--- start Exercise material ---

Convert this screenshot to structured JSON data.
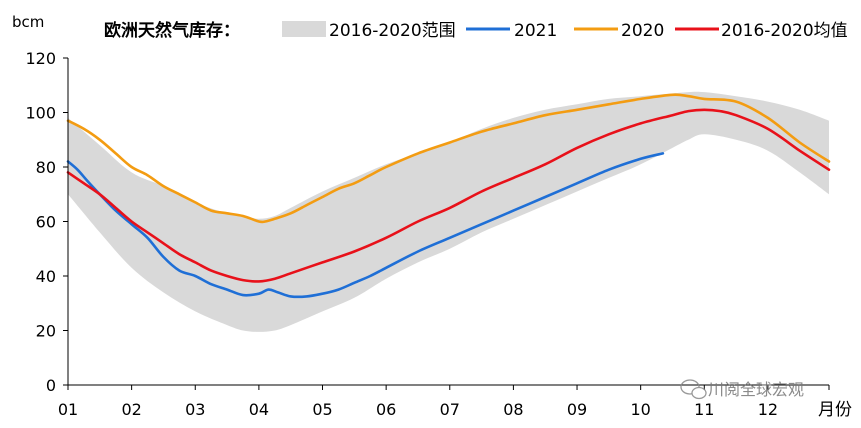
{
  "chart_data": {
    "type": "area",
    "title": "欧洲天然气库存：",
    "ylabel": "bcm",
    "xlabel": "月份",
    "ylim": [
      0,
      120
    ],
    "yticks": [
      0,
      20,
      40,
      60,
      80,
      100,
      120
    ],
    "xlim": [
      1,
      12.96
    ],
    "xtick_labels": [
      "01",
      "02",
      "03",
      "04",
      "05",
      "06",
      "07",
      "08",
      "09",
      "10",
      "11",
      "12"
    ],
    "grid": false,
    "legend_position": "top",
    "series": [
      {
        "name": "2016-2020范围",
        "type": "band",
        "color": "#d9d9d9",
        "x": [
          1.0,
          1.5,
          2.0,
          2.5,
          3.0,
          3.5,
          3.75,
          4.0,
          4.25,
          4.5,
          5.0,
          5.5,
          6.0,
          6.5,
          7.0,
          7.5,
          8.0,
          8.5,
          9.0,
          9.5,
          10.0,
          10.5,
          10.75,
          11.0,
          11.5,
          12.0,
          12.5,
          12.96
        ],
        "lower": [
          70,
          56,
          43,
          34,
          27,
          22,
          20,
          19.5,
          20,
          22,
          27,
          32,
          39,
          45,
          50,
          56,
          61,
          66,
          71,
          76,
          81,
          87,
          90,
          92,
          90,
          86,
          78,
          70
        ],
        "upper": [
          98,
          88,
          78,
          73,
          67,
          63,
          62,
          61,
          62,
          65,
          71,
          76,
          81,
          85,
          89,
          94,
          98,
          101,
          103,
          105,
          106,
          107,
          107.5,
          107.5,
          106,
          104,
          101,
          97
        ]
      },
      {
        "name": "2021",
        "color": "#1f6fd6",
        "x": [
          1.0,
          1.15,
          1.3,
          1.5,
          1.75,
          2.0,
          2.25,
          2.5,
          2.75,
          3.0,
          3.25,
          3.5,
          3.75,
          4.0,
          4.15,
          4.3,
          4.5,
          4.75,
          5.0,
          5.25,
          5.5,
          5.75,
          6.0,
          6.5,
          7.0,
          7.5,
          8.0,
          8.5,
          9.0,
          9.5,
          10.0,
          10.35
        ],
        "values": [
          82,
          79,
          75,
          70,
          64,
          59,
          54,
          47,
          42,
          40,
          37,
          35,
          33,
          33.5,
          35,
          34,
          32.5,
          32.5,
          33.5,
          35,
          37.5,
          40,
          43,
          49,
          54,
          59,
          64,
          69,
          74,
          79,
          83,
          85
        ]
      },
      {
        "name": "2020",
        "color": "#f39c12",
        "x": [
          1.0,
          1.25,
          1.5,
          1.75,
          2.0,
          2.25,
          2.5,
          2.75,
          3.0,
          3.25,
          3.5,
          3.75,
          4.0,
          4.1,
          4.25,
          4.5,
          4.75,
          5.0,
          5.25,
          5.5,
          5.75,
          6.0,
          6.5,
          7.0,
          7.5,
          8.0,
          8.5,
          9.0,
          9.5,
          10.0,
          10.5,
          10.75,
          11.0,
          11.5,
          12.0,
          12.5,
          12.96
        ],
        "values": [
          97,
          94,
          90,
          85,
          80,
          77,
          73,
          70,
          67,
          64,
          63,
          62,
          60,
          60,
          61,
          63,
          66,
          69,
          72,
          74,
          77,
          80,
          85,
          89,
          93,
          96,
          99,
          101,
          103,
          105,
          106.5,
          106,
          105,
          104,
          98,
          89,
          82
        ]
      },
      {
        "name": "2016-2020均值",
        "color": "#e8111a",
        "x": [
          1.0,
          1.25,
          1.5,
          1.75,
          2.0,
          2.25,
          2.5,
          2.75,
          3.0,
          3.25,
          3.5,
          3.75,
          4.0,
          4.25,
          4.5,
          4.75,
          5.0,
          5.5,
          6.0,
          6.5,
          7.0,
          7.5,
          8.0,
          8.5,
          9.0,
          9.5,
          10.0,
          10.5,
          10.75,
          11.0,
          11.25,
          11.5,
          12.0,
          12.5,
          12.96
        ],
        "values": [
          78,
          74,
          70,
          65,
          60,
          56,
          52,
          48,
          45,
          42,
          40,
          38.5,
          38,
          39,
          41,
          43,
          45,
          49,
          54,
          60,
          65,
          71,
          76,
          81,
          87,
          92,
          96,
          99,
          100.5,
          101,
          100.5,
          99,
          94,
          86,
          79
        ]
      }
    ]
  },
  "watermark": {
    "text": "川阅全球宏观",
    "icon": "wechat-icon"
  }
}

--- end Exercise material ---

What needs to be done:
Say how many lines contain "color", and give nothing but that number.

Answer to this task:
4